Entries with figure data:
* * * *
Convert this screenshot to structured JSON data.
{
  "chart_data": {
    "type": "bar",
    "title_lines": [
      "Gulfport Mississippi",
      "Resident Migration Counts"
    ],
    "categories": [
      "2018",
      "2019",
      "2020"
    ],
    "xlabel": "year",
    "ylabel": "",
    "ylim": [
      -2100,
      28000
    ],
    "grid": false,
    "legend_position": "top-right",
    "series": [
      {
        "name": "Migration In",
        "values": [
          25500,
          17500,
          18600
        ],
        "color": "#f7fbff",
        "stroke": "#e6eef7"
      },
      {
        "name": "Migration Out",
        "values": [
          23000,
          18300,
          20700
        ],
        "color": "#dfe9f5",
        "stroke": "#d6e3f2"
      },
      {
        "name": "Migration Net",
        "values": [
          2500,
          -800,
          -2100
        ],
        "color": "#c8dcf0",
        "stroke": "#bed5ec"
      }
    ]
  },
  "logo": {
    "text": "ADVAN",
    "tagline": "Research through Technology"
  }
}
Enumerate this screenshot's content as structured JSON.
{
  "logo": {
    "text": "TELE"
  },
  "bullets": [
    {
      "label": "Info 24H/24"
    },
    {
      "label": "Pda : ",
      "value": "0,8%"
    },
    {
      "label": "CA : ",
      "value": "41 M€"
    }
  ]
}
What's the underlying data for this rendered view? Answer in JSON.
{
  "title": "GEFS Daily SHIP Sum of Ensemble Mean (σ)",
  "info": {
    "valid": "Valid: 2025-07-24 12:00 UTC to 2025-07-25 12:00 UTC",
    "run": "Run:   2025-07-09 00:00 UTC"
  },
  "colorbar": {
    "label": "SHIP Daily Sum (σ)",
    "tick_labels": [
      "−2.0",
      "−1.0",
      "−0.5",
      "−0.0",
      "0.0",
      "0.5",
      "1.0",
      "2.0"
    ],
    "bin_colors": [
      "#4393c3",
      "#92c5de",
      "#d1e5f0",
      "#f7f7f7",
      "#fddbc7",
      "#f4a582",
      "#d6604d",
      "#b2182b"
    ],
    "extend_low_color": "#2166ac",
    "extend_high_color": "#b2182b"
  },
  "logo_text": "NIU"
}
* * * *
Say the number of lines in the records above that include the string "screenshot", and no more.

◆ **Solution**:
2